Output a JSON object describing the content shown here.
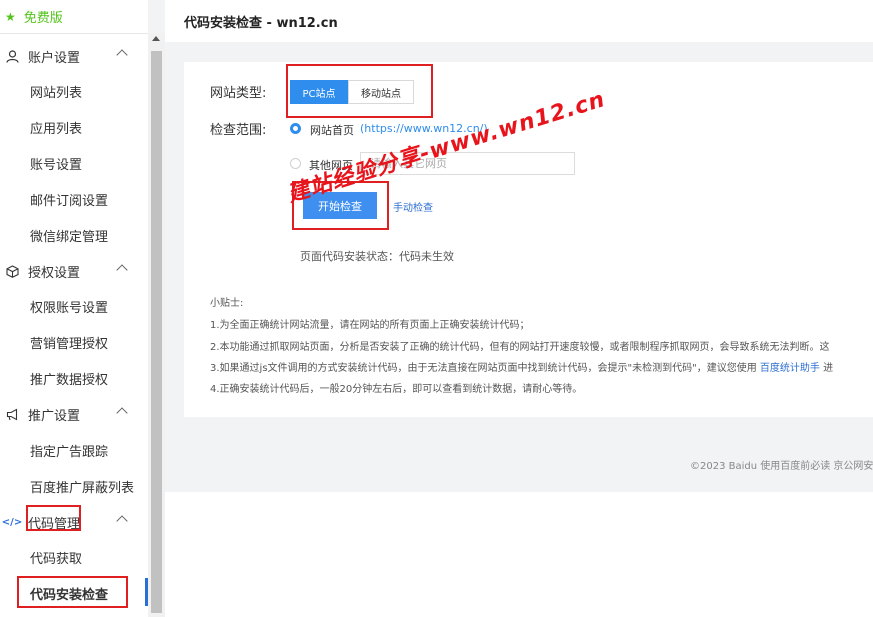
{
  "sidebar": {
    "free_version": "免费版",
    "groups": [
      {
        "label": "账户设置",
        "icon": "user-icon",
        "items": [
          "网站列表",
          "应用列表",
          "账号设置",
          "邮件订阅设置",
          "微信绑定管理"
        ]
      },
      {
        "label": "授权设置",
        "icon": "cube-icon",
        "items": [
          "权限账号设置",
          "营销管理授权",
          "推广数据授权"
        ]
      },
      {
        "label": "推广设置",
        "icon": "megaphone-icon",
        "items": [
          "指定广告跟踪",
          "百度推广屏蔽列表"
        ]
      },
      {
        "label": "代码管理",
        "icon": "code-icon",
        "items": [
          "代码获取",
          "代码安装检查"
        ]
      }
    ],
    "active_item": "代码安装检查"
  },
  "header": {
    "title": "代码安装检查 - wn12.cn"
  },
  "form": {
    "site_type_label": "网站类型:",
    "site_type_options": [
      "PC站点",
      "移动站点"
    ],
    "site_type_selected": "PC站点",
    "scope_label": "检查范围:",
    "scope_home_label": "网站首页",
    "scope_home_url": "(https://www.wn12.cn/)",
    "scope_other_label": "其他网页",
    "scope_other_placeholder": "请输入其它网页",
    "start_button": "开始检查",
    "manual_link": "手动检查",
    "status": "页面代码安装状态：代码未生效"
  },
  "tips": {
    "title": "小贴士:",
    "line1": "1.为全面正确统计网站流量，请在网站的所有页面上正确安装统计代码；",
    "line2": "2.本功能通过抓取网站页面，分析是否安装了正确的统计代码，但有的网站打开速度较慢，或者限制程序抓取网页，会导致系统无法判断。这",
    "line3_a": "3.如果通过js文件调用的方式安装统计代码，由于无法直接在网站页面中找到统计代码，会提示\"未检测到代码\"，建议您使用",
    "line3_link": "百度统计助手",
    "line3_b": "进",
    "line4": "4.正确安装统计代码后，一般20分钟左右后，即可以查看到统计数据，请耐心等待。"
  },
  "footer": {
    "text": "©2023 Baidu 使用百度前必读 京公网安"
  },
  "watermark": "建站经验分享-www.wn12.cn",
  "colors": {
    "accent": "#2e8ded",
    "highlight_box": "#e02020",
    "free_green": "#52c41a"
  }
}
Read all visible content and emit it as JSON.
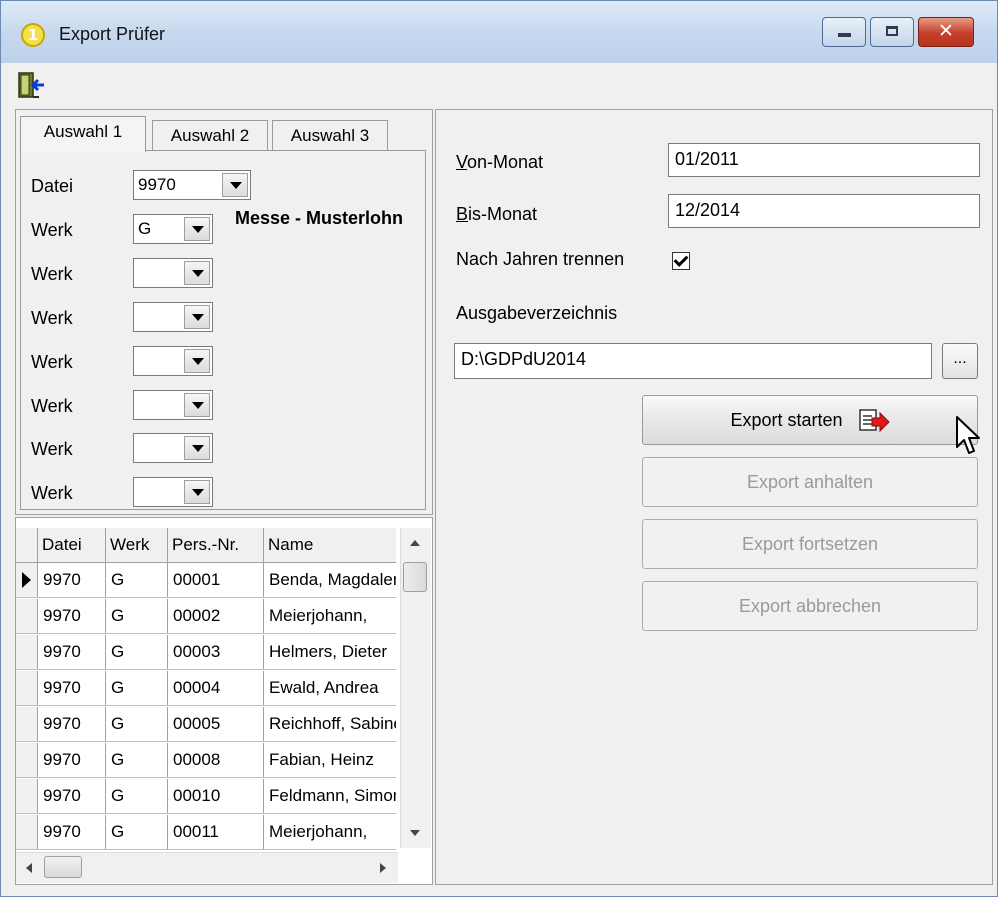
{
  "window": {
    "title": "Export Prüfer",
    "logo_glyph": "1",
    "close_glyph": "✕",
    "logo_color": "#f4e04a",
    "close_color": "#c5402a"
  },
  "toolbar": {
    "exit_icon": "exit-door-icon"
  },
  "tabs": [
    {
      "label": "Auswahl 1",
      "active": true
    },
    {
      "label": "Auswahl 2",
      "active": false
    },
    {
      "label": "Auswahl 3",
      "active": false
    }
  ],
  "selection": {
    "datei_label": "Datei",
    "datei_value": "9970",
    "werk_label": "Werk",
    "werk_rows": [
      {
        "value": "G"
      },
      {
        "value": ""
      },
      {
        "value": ""
      },
      {
        "value": ""
      },
      {
        "value": ""
      },
      {
        "value": ""
      },
      {
        "value": ""
      }
    ],
    "werk_name": "Messe - Musterlohn"
  },
  "grid": {
    "columns": [
      "Datei",
      "Werk",
      "Pers.-Nr.",
      "Name"
    ],
    "rows": [
      {
        "datei": "9970",
        "werk": "G",
        "persnr": "00001",
        "name": "Benda, Magdalena",
        "current": true
      },
      {
        "datei": "9970",
        "werk": "G",
        "persnr": "00002",
        "name": "Meierjohann, ",
        "current": false
      },
      {
        "datei": "9970",
        "werk": "G",
        "persnr": "00003",
        "name": "Helmers, Dieter",
        "current": false
      },
      {
        "datei": "9970",
        "werk": "G",
        "persnr": "00004",
        "name": "Ewald, Andrea",
        "current": false
      },
      {
        "datei": "9970",
        "werk": "G",
        "persnr": "00005",
        "name": "Reichhoff, Sabine",
        "current": false
      },
      {
        "datei": "9970",
        "werk": "G",
        "persnr": "00008",
        "name": "Fabian, Heinz",
        "current": false
      },
      {
        "datei": "9970",
        "werk": "G",
        "persnr": "00010",
        "name": "Feldmann, Simone",
        "current": false
      },
      {
        "datei": "9970",
        "werk": "G",
        "persnr": "00011",
        "name": "Meierjohann, ",
        "current": false
      }
    ]
  },
  "export": {
    "von_label_accel": "V",
    "von_label_rest": "on-Monat",
    "von_value": "01/2011",
    "bis_label_accel": "B",
    "bis_label_rest": "is-Monat",
    "bis_value": "12/2014",
    "split_label": "Nach Jahren trennen",
    "split_checked": true,
    "dir_label": "Ausgabeverzeichnis",
    "dir_value": "D:\\GDPdU2014",
    "browse_label": "...",
    "start_label": "Export starten",
    "pause_label": "Export anhalten",
    "resume_label": "Export fortsetzen",
    "cancel_label": "Export abbrechen"
  }
}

Task to carry out -
Return each line of the data that contains the string "JSON".

Response -
Output a JSON object describing the content shown here.
Read all visible content and emit it as JSON.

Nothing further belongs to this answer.